- WHAT THE TASK REQUIRES
In the material below, count the lines with the word "this" and state that number only.

(Dataset items)
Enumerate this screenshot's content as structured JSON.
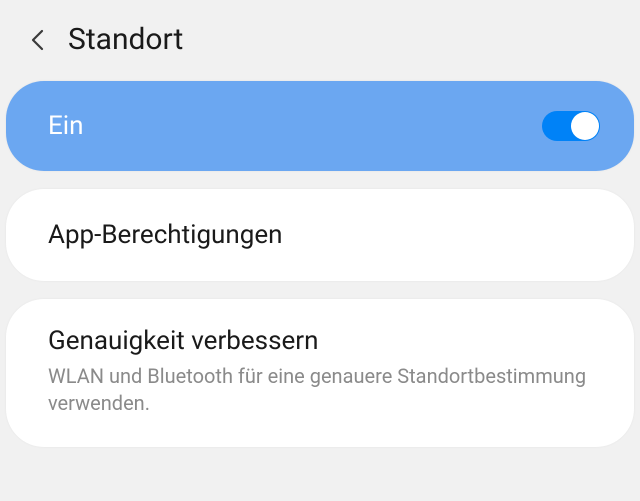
{
  "header": {
    "title": "Standort"
  },
  "toggle": {
    "label": "Ein",
    "on": true
  },
  "items": [
    {
      "title": "App-Berechtigungen"
    },
    {
      "title": "Genauigkeit verbessern",
      "subtitle": "WLAN und Bluetooth für eine genauere Standortbestimmung verwenden."
    }
  ],
  "colors": {
    "accent": "#6ba7f1",
    "switch_track": "#0082f7",
    "bg": "#f1f1f1"
  }
}
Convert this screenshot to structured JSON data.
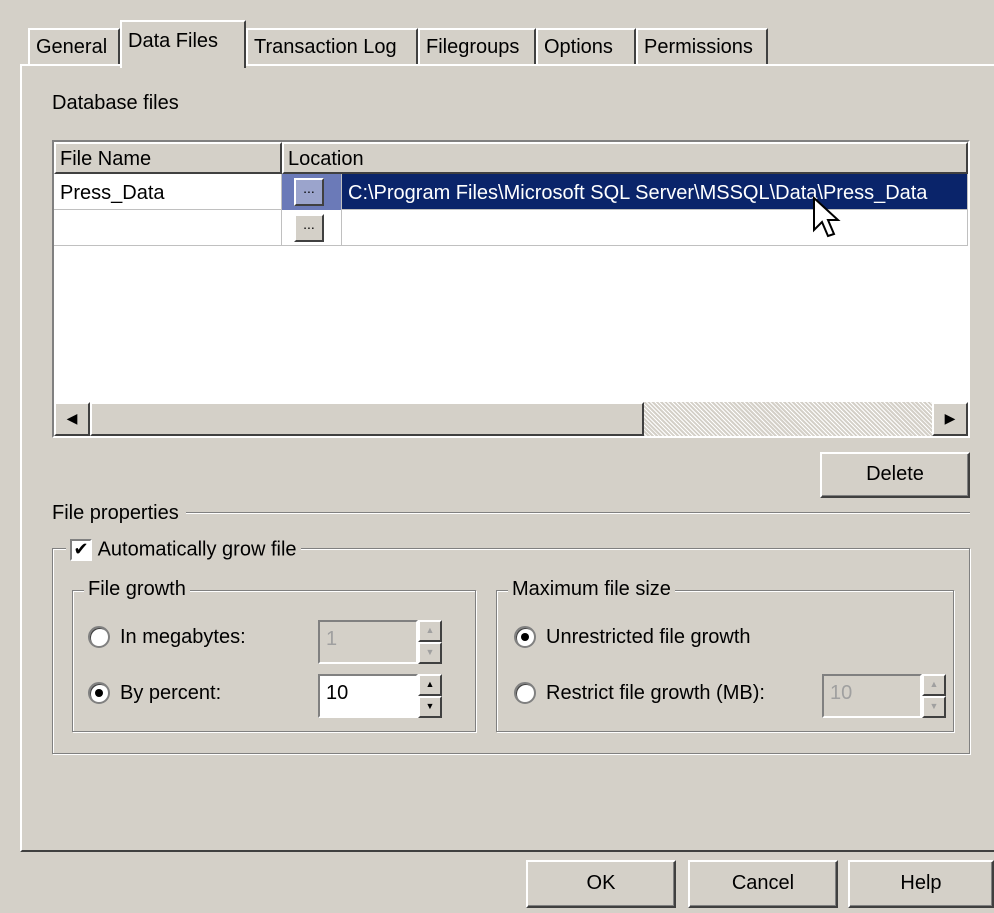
{
  "tabs": [
    {
      "label": "General",
      "active": false
    },
    {
      "label": "Data Files",
      "active": true
    },
    {
      "label": "Transaction Log",
      "active": false
    },
    {
      "label": "Filegroups",
      "active": false
    },
    {
      "label": "Options",
      "active": false
    },
    {
      "label": "Permissions",
      "active": false
    }
  ],
  "database_files": {
    "label": "Database files",
    "columns": [
      "File Name",
      "Location"
    ],
    "rows": [
      {
        "file_name": "Press_Data",
        "location": "C:\\Program Files\\Microsoft SQL Server\\MSSQL\\Data\\Press_Data",
        "selected": true
      },
      {
        "file_name": "",
        "location": "",
        "selected": false
      }
    ],
    "browse_label": "...",
    "delete_label": "Delete"
  },
  "file_properties": {
    "label": "File properties",
    "auto_grow": {
      "label": "Automatically grow file",
      "checked": true,
      "check_glyph": "✔"
    },
    "file_growth": {
      "label": "File growth",
      "in_megabytes": {
        "label": "In megabytes:",
        "selected": false,
        "value": "1"
      },
      "by_percent": {
        "label": "By percent:",
        "selected": true,
        "value": "10"
      }
    },
    "max_file_size": {
      "label": "Maximum file size",
      "unrestricted": {
        "label": "Unrestricted file growth",
        "selected": true
      },
      "restrict": {
        "label": "Restrict file growth (MB):",
        "selected": false,
        "value": "10"
      }
    }
  },
  "buttons": {
    "ok": "OK",
    "cancel": "Cancel",
    "help": "Help"
  },
  "icons": {
    "scroll_left": "◀",
    "scroll_right": "▶",
    "spin_up": "▲",
    "spin_down": "▼"
  },
  "colors": {
    "dialog_bg": "#d4d0c8",
    "selection": "#0a246a"
  }
}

- THE RESULT
2